IT’S official. The eurozone has entered a double-dip recession after recording a 0.1 per cent contraction in the third quarter of 2012.

Some officials in Brussels may argue that the outcome, all things considered, is not that bad. The decline was smaller than expected and the single currency’s big two economies — Germany and France — both grew by 0.2 per cent. Austerity was bound to exact a price but the price is proving bearable.

The serious unrest that swept across Europe on Wednesday provides one counter to the glass-half-full way of looking at things. The fine print of Thursday’s data offers a second reason to be less sanguine. The grim prospects for the fourth quarter of 2012 and beyond are a third.

Clearly, parts of the eurozone are suffering grievously from slow growth, frighteningly high unemployment and falling living standards. The fact that eurozone GDP still fell even when Germany and France were growing indicates that activity was falling quite fast in some of the smaller economies.

▶ **Information given**:
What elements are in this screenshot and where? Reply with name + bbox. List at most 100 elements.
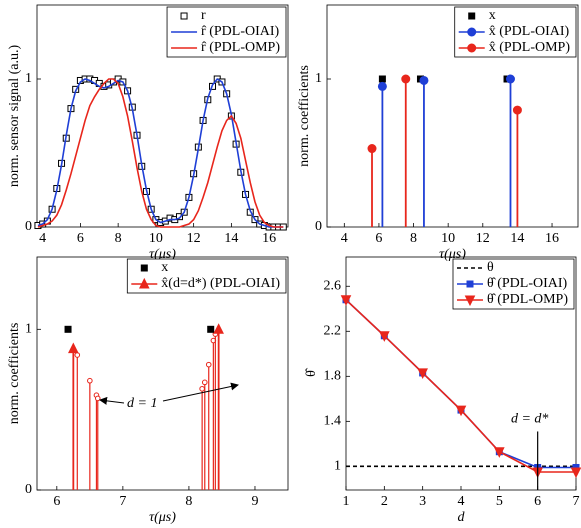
x-tick-label: 4 [39, 231, 46, 246]
marker [175, 213, 183, 221]
annotation: d = 1 [127, 396, 157, 411]
axes-frame [326, 4, 579, 228]
axes-frame [36, 256, 289, 491]
marker [401, 74, 411, 84]
legend-label: r [201, 8, 206, 23]
series-line [37, 77, 284, 228]
x-tick-label: 6 [53, 494, 60, 509]
marker [367, 144, 377, 154]
x-tick-label: 16 [262, 231, 276, 246]
y-axis-label: norm. coefficients [7, 323, 22, 425]
series-line [37, 78, 284, 228]
x-axis-label: τ(μs) [439, 247, 466, 262]
marker [377, 81, 387, 91]
legend-label: x̂(d=d*) (PDL-OIAI) [161, 276, 280, 291]
x-tick-label: 8 [410, 231, 417, 246]
x-tick-label: 8 [115, 231, 122, 246]
x-axis-label: d [458, 510, 466, 525]
x-tick-label: 14 [224, 231, 238, 246]
y-tick-label: 2.6 [324, 278, 342, 293]
arrow [162, 382, 239, 402]
x-tick-label: 4 [458, 494, 465, 509]
x-tick-label: 2 [381, 494, 388, 509]
legend-label: x [161, 260, 168, 275]
y-axis-label: norm. coefficients [297, 65, 312, 167]
y-tick-label: 1 [25, 322, 32, 337]
marker [205, 361, 212, 368]
marker [213, 323, 224, 334]
y-tick-label: 1 [315, 71, 322, 86]
marker [464, 295, 476, 307]
x-tick-label: 16 [545, 231, 559, 246]
marker [201, 379, 208, 386]
x-tick-label: 12 [476, 231, 490, 246]
legend-label: r̂ (PDL-OMP) [201, 40, 280, 55]
legend: rr̂ (PDL-OIAI)r̂ (PDL-OMP) [166, 6, 287, 58]
marker [87, 377, 93, 384]
legend-label: x̂ (PDL-OMP) [489, 40, 571, 55]
marker [378, 75, 386, 83]
legend: xx̂ (PDL-OIAI)x̂ (PDL-OMP) [454, 6, 577, 58]
marker [94, 395, 101, 402]
annotation: d = d* [511, 412, 548, 427]
y-tick-label: 0 [25, 219, 32, 234]
legend: θθ̂ (PDL-OIAI)θ̂ (PDL-OMP) [452, 258, 575, 310]
y-tick-label: 0 [315, 219, 322, 234]
x-tick-label: 6 [77, 231, 84, 246]
marker [419, 75, 429, 85]
x-tick-label: 4 [341, 231, 348, 246]
marker [138, 277, 150, 289]
x-tick-label: 7 [119, 494, 126, 509]
marker [199, 385, 205, 392]
y-tick-label: 1.8 [324, 369, 342, 384]
x-tick-label: 10 [149, 231, 163, 246]
marker [466, 280, 474, 288]
y-axis-label: θ̂ [304, 367, 319, 377]
marker [74, 352, 81, 358]
y-tick-label: 0 [25, 482, 32, 497]
x-tick-label: 8 [185, 494, 192, 509]
y-tick-label: 2.2 [324, 324, 342, 339]
marker [340, 295, 352, 306]
x-tick-label: 1 [343, 494, 350, 509]
marker [494, 447, 505, 458]
x-axis-label: τ(μs) [149, 510, 176, 525]
marker [180, 12, 188, 20]
marker [467, 27, 477, 37]
y-axis-label: norm. sensor signal (a.u.) [7, 45, 22, 188]
x-tick-label: 10 [441, 231, 455, 246]
x-tick-label: 14 [510, 231, 524, 246]
y-tick-label: 1 [25, 71, 32, 86]
marker [512, 105, 522, 115]
marker [570, 467, 581, 479]
x-tick-label: 9 [251, 494, 258, 509]
x-axis-label: τ(μs) [149, 247, 176, 262]
marker [68, 342, 79, 354]
legend-label: θ̂ (PDL-OIAI) [487, 276, 568, 291]
y-tick-label: 1.4 [324, 414, 342, 429]
x-tick-label: 6 [534, 494, 541, 509]
series-line [345, 299, 576, 469]
marker [467, 43, 477, 53]
x-tick-label: 12 [187, 231, 201, 246]
legend-label: r̂ (PDL-OIAI) [201, 24, 279, 39]
marker [140, 264, 148, 272]
legend-label: x̂ (PDL-OIAI) [489, 24, 570, 39]
marker [505, 74, 515, 84]
legend-label: x [489, 8, 496, 23]
x-tick-label: 3 [419, 494, 426, 509]
y-tick-label: 1 [334, 459, 341, 474]
legend-box [126, 258, 287, 294]
arrow [99, 396, 125, 405]
marker [379, 331, 390, 342]
x-tick-label: 6 [375, 231, 382, 246]
marker [64, 325, 72, 333]
legend-label: θ̂ (PDL-OMP) [487, 292, 568, 307]
marker [417, 368, 428, 380]
legend: xx̂(d=d*) (PDL-OIAI) [126, 258, 287, 294]
legend-label: θ [487, 260, 494, 275]
marker [468, 12, 476, 20]
x-tick-label: 7 [573, 494, 580, 509]
marker [207, 325, 215, 333]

▶ **List of tasks**:
A. Translate this sentence from the eurozone recession article into Spanish: "The decline was smaller than expected and the single currency’s big two economies — Germany and France — both grew by 0.2 per cent."
B. According to the eurozone recession article, how much did the eurozone contract in the third quarter of 2012?

▶ **Responses in order**:
A. La caída fue menor de lo esperado y las dos grandes economías de la moneda única —Alemania y Francia— crecieron un 0,2 por ciento.

B. It contracted by 0.1 percent.